_WHAT YOU ARE ASKED TO DO_
Render each line of the entries below as a string in a single JSON list, one string per line, omitting blank lines.
--- EXTRACTED INFORMATION ---
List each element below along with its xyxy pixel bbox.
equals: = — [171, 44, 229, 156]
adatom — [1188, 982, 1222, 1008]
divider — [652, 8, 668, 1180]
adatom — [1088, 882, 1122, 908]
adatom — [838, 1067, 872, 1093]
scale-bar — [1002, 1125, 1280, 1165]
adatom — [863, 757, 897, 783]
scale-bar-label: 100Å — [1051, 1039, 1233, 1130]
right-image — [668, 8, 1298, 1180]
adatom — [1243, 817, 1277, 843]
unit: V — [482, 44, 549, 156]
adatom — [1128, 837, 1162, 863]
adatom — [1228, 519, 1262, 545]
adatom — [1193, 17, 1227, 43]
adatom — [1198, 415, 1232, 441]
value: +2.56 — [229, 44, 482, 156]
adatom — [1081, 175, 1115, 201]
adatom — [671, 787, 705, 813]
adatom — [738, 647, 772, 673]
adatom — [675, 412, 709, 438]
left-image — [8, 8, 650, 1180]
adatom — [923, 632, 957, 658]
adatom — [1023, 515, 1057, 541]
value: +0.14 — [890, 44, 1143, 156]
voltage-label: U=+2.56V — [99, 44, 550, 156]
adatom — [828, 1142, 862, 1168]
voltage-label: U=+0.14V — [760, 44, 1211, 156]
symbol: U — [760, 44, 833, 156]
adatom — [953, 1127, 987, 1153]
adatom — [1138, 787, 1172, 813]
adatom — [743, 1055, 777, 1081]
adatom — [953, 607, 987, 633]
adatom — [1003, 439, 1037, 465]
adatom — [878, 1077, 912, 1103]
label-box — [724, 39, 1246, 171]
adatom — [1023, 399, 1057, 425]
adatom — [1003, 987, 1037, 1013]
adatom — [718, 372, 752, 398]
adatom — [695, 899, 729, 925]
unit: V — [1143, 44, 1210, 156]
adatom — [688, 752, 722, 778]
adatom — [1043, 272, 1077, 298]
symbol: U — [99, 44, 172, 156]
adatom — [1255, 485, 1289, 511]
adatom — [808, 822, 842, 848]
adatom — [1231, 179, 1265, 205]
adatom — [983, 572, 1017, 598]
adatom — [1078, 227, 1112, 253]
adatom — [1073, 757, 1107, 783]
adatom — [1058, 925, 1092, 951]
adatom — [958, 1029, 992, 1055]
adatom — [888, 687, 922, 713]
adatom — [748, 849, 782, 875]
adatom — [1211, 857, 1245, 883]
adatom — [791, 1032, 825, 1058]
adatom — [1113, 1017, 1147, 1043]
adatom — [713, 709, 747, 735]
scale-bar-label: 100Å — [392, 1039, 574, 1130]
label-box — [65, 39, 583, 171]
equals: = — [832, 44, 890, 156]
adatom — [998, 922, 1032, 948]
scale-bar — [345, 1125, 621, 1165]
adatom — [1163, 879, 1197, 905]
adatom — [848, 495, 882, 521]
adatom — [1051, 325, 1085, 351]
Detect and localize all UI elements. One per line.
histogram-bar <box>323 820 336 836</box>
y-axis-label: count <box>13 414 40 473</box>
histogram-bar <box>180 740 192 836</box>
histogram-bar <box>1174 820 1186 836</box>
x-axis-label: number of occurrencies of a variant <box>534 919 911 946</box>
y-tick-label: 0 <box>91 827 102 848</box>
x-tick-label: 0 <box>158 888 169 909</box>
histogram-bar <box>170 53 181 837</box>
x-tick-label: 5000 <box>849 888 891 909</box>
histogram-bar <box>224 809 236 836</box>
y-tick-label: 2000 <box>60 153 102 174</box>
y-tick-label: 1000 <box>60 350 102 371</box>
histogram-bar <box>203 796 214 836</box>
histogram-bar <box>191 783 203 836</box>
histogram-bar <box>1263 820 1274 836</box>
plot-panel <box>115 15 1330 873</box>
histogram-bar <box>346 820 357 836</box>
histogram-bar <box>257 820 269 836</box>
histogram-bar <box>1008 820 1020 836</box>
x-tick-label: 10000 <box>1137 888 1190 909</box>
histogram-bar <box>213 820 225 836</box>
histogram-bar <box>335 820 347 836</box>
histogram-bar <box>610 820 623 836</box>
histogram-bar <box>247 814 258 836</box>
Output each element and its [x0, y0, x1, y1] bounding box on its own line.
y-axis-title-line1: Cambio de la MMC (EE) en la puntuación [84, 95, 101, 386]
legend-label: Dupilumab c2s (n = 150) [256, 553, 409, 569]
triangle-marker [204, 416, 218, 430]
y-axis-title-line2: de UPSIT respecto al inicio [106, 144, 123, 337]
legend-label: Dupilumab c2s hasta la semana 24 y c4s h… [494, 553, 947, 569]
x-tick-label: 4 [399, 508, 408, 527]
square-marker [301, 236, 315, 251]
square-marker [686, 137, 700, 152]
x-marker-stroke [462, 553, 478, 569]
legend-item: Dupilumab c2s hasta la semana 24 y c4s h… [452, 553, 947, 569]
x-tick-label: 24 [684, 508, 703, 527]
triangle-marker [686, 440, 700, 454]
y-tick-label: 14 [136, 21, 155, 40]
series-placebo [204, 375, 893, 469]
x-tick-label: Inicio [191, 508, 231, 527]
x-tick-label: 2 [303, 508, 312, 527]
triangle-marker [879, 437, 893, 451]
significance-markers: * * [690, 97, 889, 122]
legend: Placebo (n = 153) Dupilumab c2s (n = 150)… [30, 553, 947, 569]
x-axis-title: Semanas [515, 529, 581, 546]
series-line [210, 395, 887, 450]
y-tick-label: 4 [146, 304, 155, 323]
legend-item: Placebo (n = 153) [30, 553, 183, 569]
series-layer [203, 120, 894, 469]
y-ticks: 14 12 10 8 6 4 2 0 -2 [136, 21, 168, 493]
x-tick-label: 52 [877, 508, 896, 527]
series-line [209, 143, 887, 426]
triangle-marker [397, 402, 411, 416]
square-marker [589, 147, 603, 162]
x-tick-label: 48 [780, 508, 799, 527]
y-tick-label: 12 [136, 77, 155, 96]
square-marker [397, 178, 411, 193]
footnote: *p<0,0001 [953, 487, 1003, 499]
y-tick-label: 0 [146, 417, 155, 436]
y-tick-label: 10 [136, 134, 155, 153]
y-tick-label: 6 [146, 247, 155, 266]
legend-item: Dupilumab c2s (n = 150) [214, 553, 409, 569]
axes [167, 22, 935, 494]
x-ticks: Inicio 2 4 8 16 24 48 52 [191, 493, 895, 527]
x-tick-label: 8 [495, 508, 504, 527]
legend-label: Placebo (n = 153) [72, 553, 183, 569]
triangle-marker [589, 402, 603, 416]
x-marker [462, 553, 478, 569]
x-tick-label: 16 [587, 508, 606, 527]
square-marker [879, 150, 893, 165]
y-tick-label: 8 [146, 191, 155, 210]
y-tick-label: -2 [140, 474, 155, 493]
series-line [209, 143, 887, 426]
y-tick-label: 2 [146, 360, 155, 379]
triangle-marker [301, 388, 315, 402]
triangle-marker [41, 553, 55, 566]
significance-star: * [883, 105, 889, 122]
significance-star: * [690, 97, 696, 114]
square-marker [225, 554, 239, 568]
---
_RESULT OF THE EXERCISE_
[
  "List each element below along with its xyxy pixel bbox.",
  "equals: = — [171, 44, 229, 156]",
  "adatom — [1188, 982, 1222, 1008]",
  "divider — [652, 8, 668, 1180]",
  "adatom — [1088, 882, 1122, 908]",
  "adatom — [838, 1067, 872, 1093]",
  "scale-bar — [1002, 1125, 1280, 1165]",
  "adatom — [863, 757, 897, 783]",
  "scale-bar-label: 100Å — [1051, 1039, 1233, 1130]",
  "right-image — [668, 8, 1298, 1180]",
  "adatom — [1243, 817, 1277, 843]",
  "unit: V — [482, 44, 549, 156]",
  "adatom — [1128, 837, 1162, 863]",
  "adatom — [1228, 519, 1262, 545]",
  "adatom — [1193, 17, 1227, 43]",
  "adatom — [1198, 415, 1232, 441]",
  "value: +2.56 — [229, 44, 482, 156]",
  "adatom — [1081, 175, 1115, 201]",
  "adatom — [671, 787, 705, 813]",
  "adatom — [738, 647, 772, 673]",
  "adatom — [675, 412, 709, 438]",
  "left-image — [8, 8, 650, 1180]",
  "adatom — [923, 632, 957, 658]",
  "adatom — [1023, 515, 1057, 541]",
  "value: +0.14 — [890, 44, 1143, 156]",
  "voltage-label: U=+2.56V — [99, 44, 550, 156]",
  "adatom — [828, 1142, 862, 1168]",
  "voltage-label: U=+0.14V — [760, 44, 1211, 156]",
  "symbol: U — [760, 44, 833, 156]",
  "adatom — [953, 1127, 987, 1153]",
  "adatom — [1138, 787, 1172, 813]",
  "adatom — [743, 1055, 777, 1081]",
  "adatom — [953, 607, 987, 633]",
  "adatom — [1003, 439, 1037, 465]",
  "adatom — [878, 1077, 912, 1103]",
  "label-box — [724, 39, 1246, 171]",
  "adatom — [1023, 399, 1057, 425]",
  "adatom — [1003, 987, 1037, 1013]",
  "adatom — [718, 372, 752, 398]",
  "adatom — [695, 899, 729, 925]",
  "unit: V — [1143, 44, 1210, 156]",
  "adatom — [688, 752, 722, 778]",
  "adatom — [1043, 272, 1077, 298]",
  "symbol: U — [99, 44, 172, 156]",
  "adatom — [1255, 485, 1289, 511]",
  "adatom — [808, 822, 842, 848]",
  "adatom — [1231, 179, 1265, 205]",
  "adatom — [983, 572, 1017, 598]",
  "adatom — [1078, 227, 1112, 253]",
  "adatom — [1073, 757, 1107, 783]",
  "adatom — [1058, 925, 1092, 951]",
  "adatom — [958, 1029, 992, 1055]",
  "adatom — [888, 687, 922, 713]",
  "adatom — [748, 849, 782, 875]",
  "adatom — [1211, 857, 1245, 883]",
  "adatom — [791, 1032, 825, 1058]",
  "adatom — [1113, 1017, 1147, 1043]",
  "adatom — [713, 709, 747, 735]",
  "scale-bar-label: 100Å — [392, 1039, 574, 1130]",
  "label-box — [65, 39, 583, 171]",
  "equals: = — [832, 44, 890, 156]",
  "adatom — [998, 922, 1032, 948]",
  "scale-bar — [345, 1125, 621, 1165]",
  "adatom — [1163, 879, 1197, 905]",
  "adatom — [848, 495, 882, 521]",
  "adatom — [1051, 325, 1085, 351]",
  "Detect and localize all UI elements. One per line.",
  "histogram-bar <box>323 820 336 836</box>",
  "y-axis-label: count <box>13 414 40 473</box>",
  "histogram-bar <box>180 740 192 836</box>",
  "histogram-bar <box>1174 820 1186 836</box>",
  "x-axis-label: number of occurrencies of a variant <box>534 919 911 946</box>",
  "y-tick-label: 0 <box>91 827 102 848</box>",
  "x-tick-label: 0 <box>158 888 169 909</box>",
  "histogram-bar <box>170 53 181 837</box>",
  "x-tick-label: 5000 <box>849 888 891 909</box>",
  "histogram-bar <box>224 809 236 836</box>",
  "y-tick-label: 2000 <box>60 153 102 174</box>",
  "y-tick-label: 1000 <box>60 350 102 371</box>",
  "histogram-bar <box>203 796 214 836</box>",
  "histogram-bar <box>191 783 203 836</box>",
  "histogram-bar <box>1263 820 1274 836</box>",
  "plot-panel <box>115 15 1330 873</box>",
  "histogram-bar <box>346 820 357 836</box>",
  "histogram-bar <box>257 820 269 836</box>",
  "histogram-bar <box>1008 820 1020 836</box>",
  "x-tick-label: 10000 <box>1137 888 1190 909</box>",
  "histogram-bar <box>213 820 225 836</box>",
  "histogram-bar <box>335 820 347 836</box>",
  "histogram-bar <box>610 820 623 836</box>",
  "histogram-bar <box>247 814 258 836</box>",
  "Output each element and its [x0, y0, x1, y1] bounding box on its own line.",
  "y-axis-title-line1: Cambio de la MMC (EE) en la puntuación [84, 95, 101, 386]",
  "legend-label: Dupilumab c2s (n = 150) [256, 553, 409, 569]",
  "triangle-marker [204, 416, 218, 430]",
  "y-axis-title-line2: de UPSIT respecto al inicio [106, 144, 123, 337]",
  "legend-label: Dupilumab c2s hasta la semana 24 y c4s h… [494, 553, 947, 569]",
  "x-tick-label: 4 [399, 508, 408, 527]",
  "square-marker [301, 236, 315, 251]",
  "square-marker [686, 137, 700, 152]",
  "x-marker-stroke [462, 553, 478, 569]",
  "legend-item: Dupilumab c2s hasta la semana 24 y c4s h… [452, 553, 947, 569]",
  "x-tick-label: 24 [684, 508, 703, 527]",
  "triangle-marker [686, 440, 700, 454]",
  "y-tick-label: 14 [136, 21, 155, 40]",
  "series-placebo [204, 375, 893, 469]",
  "x-tick-label: Inicio [191, 508, 231, 527]",
  "x-tick-label: 2 [303, 508, 312, 527]",
  "triangle-marker [879, 437, 893, 451]",
  "significance-markers: * * [690, 97, 889, 122]",
  "legend: Placebo (n = 153) Dupilumab c2s (n = 150)… [30, 553, 947, 569]",
  "x-axis-title: Semanas [515, 529, 581, 546]",
  "series-line [210, 395, 887, 450]",
  "y-tick-label: 4 [146, 304, 155, 323]",
  "legend-item: Placebo (n = 153) [30, 553, 183, 569]",
  "series-layer [203, 120, 894, 469]",
  "y-ticks: 14 12 10 8 6 4 2 0 -2 [136, 21, 168, 493]",
  "x-tick-label: 52 [877, 508, 896, 527]",
  "series-line [209, 143, 887, 426]",
  "triangle-marker [397, 402, 411, 416]",
  "square-marker [589, 147, 603, 162]",
  "x-tick-label: 48 [780, 508, 799, 527]",
  "y-tick-label: 12 [136, 77, 155, 96]",
  "square-marker [397, 178, 411, 193]",
  "footnote: *p<0,0001 [953, 487, 1003, 499]",
  "y-tick-label: 0 [146, 417, 155, 436]",
  "y-tick-label: 10 [136, 134, 155, 153]",
  "y-tick-label: 6 [146, 247, 155, 266]",
  "legend-item: Dupilumab c2s (n = 150) [214, 553, 409, 569]",
  "axes [167, 22, 935, 494]",
  "x-ticks: Inicio 2 4 8 16 24 48 52 [191, 493, 895, 527]",
  "x-tick-label: 8 [495, 508, 504, 527]",
  "legend-label: Placebo (n = 153) [72, 553, 183, 569]",
  "triangle-marker [589, 402, 603, 416]",
  "x-marker [462, 553, 478, 569]",
  "x-tick-label: 16 [587, 508, 606, 527]",
  "square-marker [879, 150, 893, 165]",
  "y-tick-label: 8 [146, 191, 155, 210]",
  "y-tick-label: -2 [140, 474, 155, 493]",
  "series-line [209, 143, 887, 426]",
  "y-tick-label: 2 [146, 360, 155, 379]",
  "triangle-marker [301, 388, 315, 402]",
  "triangle-marker [41, 553, 55, 566]",
  "significance-star: * [883, 105, 889, 122]",
  "significance-star: * [690, 97, 696, 114]",
  "square-marker [225, 554, 239, 568]"
]